*** Input for this task
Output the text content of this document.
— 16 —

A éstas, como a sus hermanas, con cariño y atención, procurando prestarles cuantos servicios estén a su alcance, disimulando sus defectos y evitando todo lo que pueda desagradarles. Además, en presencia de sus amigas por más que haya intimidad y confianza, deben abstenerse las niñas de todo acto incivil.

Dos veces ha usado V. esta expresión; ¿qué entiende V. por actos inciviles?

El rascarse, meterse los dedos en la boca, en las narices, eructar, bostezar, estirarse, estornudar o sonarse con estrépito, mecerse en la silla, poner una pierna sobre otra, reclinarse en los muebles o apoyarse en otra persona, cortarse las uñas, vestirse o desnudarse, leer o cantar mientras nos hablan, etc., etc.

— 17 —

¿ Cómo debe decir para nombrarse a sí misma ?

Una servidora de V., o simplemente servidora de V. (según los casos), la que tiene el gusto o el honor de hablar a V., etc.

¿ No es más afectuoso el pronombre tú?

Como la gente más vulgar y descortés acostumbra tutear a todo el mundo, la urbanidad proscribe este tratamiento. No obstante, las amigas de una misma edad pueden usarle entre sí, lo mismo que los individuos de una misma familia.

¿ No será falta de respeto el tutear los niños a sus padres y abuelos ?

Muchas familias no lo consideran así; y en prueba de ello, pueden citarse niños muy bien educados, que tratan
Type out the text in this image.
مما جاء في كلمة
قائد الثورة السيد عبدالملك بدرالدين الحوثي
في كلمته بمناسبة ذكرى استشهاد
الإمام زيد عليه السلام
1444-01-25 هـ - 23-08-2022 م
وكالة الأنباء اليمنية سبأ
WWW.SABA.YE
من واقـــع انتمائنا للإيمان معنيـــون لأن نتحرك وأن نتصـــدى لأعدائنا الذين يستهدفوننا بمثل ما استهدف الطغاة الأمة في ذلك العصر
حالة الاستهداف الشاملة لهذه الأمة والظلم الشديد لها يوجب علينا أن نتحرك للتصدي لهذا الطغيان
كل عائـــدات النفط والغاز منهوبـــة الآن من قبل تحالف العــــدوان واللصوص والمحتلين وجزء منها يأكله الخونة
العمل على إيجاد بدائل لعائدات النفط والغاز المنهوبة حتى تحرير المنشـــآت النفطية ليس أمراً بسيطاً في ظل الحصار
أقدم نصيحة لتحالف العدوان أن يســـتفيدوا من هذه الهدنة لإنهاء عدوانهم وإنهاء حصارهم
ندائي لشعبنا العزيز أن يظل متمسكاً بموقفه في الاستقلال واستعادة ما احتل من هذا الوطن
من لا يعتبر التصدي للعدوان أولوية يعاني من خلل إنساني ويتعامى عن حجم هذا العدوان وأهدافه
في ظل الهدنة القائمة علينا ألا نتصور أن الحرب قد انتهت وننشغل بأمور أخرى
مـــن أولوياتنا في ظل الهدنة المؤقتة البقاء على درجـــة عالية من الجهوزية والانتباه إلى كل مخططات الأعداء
******
Aim
Give every line of the material again, exactly as it reads.

Exercise solution
Output the text content of this document.
— 16 —

A éstas, como a sus hermanas, con cariño y atención, procurando prestarles cuantos servicios estén a su alcance, disimulando sus defectos y evitando todo lo que pueda desagradarles. Además, en presencia de sus amigas por más que haya intimidad y confianza, deben abstenerse las niñas de todo acto incivil.

Dos veces ha usado V. esta expresión; ¿qué entiende V. por actos inciviles?

El rascarse, meterse los dedos en la boca, en las narices, eructar, bostezar, estirarse, estornudar o sonarse con estrépito, mecerse en la silla, poner una pierna sobre otra, reclinarse en los muebles o apoyarse en otra persona, cortarse las uñas, vestirse o desnudarse, leer o cantar mientras nos hablan, etc., etc.

— 17 —

¿ Cómo debe decir para nombrarse a sí misma ?

Una servidora de V., o simplemente servidora de V. (según los casos), la que tiene el gusto o el honor de hablar a V., etc.

¿ No es más afectuoso el pronombre tú?

Como la gente más vulgar y descortés acostumbra tutear a todo el mundo, la urbanidad proscribe este tratamiento. No obstante, las amigas de una misma edad pueden usarle entre sí, lo mismo que los individuos de una misma familia.

¿ No será falta de respeto el tutear los niños a sus padres y abuelos ?

Muchas familias no lo consideran así; y en prueba de ello, pueden citarse niños muy bien educados, que tratan
Type out the text in this image.
مما جاء في كلمة
قائد الثورة السيد عبدالملك بدرالدين الحوثي
في كلمته بمناسبة ذكرى استشهاد
الإمام زيد عليه السلام
1444-01-25 هـ - 23-08-2022 م
وكالة الأنباء اليمنية سبأ
WWW.SABA.YE
من واقـــع انتمائنا للإيمان معنيـــون لأن نتحرك وأن نتصـــدى لأعدائنا الذين يستهدفوننا بمثل ما استهدف الطغاة الأمة في ذلك العصر
حالة الاستهداف الشاملة لهذه الأمة والظلم الشديد لها يوجب علينا أن نتحرك للتصدي لهذا الطغيان
كل عائـــدات النفط والغاز منهوبـــة الآن من قبل تحالف العــــدوان واللصوص والمحتلين وجزء منها يأكله الخونة
العمل على إيجاد بدائل لعائدات النفط والغاز المنهوبة حتى تحرير المنشـــآت النفطية ليس أمراً بسيطاً في ظل الحصار
أقدم نصيحة لتحالف العدوان أن يســـتفيدوا من هذه الهدنة لإنهاء عدوانهم وإنهاء حصارهم
ندائي لشعبنا العزيز أن يظل متمسكاً بموقفه في الاستقلال واستعادة ما احتل من هذا الوطن
من لا يعتبر التصدي للعدوان أولوية يعاني من خلل إنساني ويتعامى عن حجم هذا العدوان وأهدافه
في ظل الهدنة القائمة علينا ألا نتصور أن الحرب قد انتهت وننشغل بأمور أخرى
مـــن أولوياتنا في ظل الهدنة المؤقتة البقاء على درجـــة عالية من الجهوزية والانتباه إلى كل مخططات الأعداء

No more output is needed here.